** TASK DETAILS **
Output every record below exactly as it appears.

** LISTED ENTRIES **
★ ★ ★
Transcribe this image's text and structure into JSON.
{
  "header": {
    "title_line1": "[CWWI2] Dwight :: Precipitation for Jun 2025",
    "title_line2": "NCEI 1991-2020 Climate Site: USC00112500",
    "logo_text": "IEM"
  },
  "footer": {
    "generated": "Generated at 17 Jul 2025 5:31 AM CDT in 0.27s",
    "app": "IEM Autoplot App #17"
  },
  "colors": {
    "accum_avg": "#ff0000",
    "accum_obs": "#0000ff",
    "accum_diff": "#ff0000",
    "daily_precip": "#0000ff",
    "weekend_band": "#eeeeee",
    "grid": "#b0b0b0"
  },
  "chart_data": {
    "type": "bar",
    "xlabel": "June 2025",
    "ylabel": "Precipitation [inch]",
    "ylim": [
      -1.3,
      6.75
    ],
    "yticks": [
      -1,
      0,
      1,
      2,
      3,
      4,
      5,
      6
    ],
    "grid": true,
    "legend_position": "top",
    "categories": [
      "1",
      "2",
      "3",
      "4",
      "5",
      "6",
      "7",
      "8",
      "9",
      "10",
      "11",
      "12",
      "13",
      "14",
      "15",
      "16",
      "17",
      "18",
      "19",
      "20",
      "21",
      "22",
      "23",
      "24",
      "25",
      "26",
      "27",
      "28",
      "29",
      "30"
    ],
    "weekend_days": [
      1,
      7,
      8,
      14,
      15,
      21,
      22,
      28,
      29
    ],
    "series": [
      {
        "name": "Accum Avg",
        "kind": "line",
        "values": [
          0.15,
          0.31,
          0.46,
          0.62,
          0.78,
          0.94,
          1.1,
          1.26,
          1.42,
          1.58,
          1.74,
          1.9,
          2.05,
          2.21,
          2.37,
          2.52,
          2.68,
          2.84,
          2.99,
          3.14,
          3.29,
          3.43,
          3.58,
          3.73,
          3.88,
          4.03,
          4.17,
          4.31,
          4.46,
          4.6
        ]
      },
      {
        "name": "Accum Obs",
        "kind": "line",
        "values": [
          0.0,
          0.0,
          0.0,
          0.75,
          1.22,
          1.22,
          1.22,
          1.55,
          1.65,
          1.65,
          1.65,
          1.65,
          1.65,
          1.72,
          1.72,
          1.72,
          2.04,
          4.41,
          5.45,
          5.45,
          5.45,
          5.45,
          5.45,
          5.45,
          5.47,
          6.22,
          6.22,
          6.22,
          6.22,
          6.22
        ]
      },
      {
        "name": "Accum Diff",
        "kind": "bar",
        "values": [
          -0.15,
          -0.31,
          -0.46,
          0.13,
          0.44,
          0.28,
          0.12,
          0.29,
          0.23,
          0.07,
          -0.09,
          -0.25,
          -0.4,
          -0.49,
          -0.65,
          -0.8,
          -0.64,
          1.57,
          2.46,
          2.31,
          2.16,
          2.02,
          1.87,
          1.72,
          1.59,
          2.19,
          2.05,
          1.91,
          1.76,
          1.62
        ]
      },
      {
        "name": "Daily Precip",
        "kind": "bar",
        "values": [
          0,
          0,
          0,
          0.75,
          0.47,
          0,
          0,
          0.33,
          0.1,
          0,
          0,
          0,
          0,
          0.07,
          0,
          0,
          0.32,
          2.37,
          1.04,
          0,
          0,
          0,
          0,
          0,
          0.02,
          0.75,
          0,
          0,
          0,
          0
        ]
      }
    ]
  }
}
★ ★ ★
** THE OUTPUT **
Transcribe this image's text and structure into JSON.
{
  "header": {
    "title_line1": "[CWWI2] Dwight :: Precipitation for Jun 2025",
    "title_line2": "NCEI 1991-2020 Climate Site: USC00112500",
    "logo_text": "IEM"
  },
  "footer": {
    "generated": "Generated at 17 Jul 2025 5:31 AM CDT in 0.27s",
    "app": "IEM Autoplot App #17"
  },
  "colors": {
    "accum_avg": "#ff0000",
    "accum_obs": "#0000ff",
    "accum_diff": "#ff0000",
    "daily_precip": "#0000ff",
    "weekend_band": "#eeeeee",
    "grid": "#b0b0b0"
  },
  "chart_data": {
    "type": "bar",
    "xlabel": "June 2025",
    "ylabel": "Precipitation [inch]",
    "ylim": [
      -1.3,
      6.75
    ],
    "yticks": [
      -1,
      0,
      1,
      2,
      3,
      4,
      5,
      6
    ],
    "grid": true,
    "legend_position": "top",
    "categories": [
      "1",
      "2",
      "3",
      "4",
      "5",
      "6",
      "7",
      "8",
      "9",
      "10",
      "11",
      "12",
      "13",
      "14",
      "15",
      "16",
      "17",
      "18",
      "19",
      "20",
      "21",
      "22",
      "23",
      "24",
      "25",
      "26",
      "27",
      "28",
      "29",
      "30"
    ],
    "weekend_days": [
      1,
      7,
      8,
      14,
      15,
      21,
      22,
      28,
      29
    ],
    "series": [
      {
        "name": "Accum Avg",
        "kind": "line",
        "values": [
          0.15,
          0.31,
          0.46,
          0.62,
          0.78,
          0.94,
          1.1,
          1.26,
          1.42,
          1.58,
          1.74,
          1.9,
          2.05,
          2.21,
          2.37,
          2.52,
          2.68,
          2.84,
          2.99,
          3.14,
          3.29,
          3.43,
          3.58,
          3.73,
          3.88,
          4.03,
          4.17,
          4.31,
          4.46,
          4.6
        ]
      },
      {
        "name": "Accum Obs",
        "kind": "line",
        "values": [
          0.0,
          0.0,
          0.0,
          0.75,
          1.22,
          1.22,
          1.22,
          1.55,
          1.65,
          1.65,
          1.65,
          1.65,
          1.65,
          1.72,
          1.72,
          1.72,
          2.04,
          4.41,
          5.45,
          5.45,
          5.45,
          5.45,
          5.45,
          5.45,
          5.47,
          6.22,
          6.22,
          6.22,
          6.22,
          6.22
        ]
      },
      {
        "name": "Accum Diff",
        "kind": "bar",
        "values": [
          -0.15,
          -0.31,
          -0.46,
          0.13,
          0.44,
          0.28,
          0.12,
          0.29,
          0.23,
          0.07,
          -0.09,
          -0.25,
          -0.4,
          -0.49,
          -0.65,
          -0.8,
          -0.64,
          1.57,
          2.46,
          2.31,
          2.16,
          2.02,
          1.87,
          1.72,
          1.59,
          2.19,
          2.05,
          1.91,
          1.76,
          1.62
        ]
      },
      {
        "name": "Daily Precip",
        "kind": "bar",
        "values": [
          0,
          0,
          0,
          0.75,
          0.47,
          0,
          0,
          0.33,
          0.1,
          0,
          0,
          0,
          0,
          0.07,
          0,
          0,
          0.32,
          2.37,
          1.04,
          0,
          0,
          0,
          0,
          0,
          0.02,
          0.75,
          0,
          0,
          0,
          0
        ]
      }
    ]
  }
}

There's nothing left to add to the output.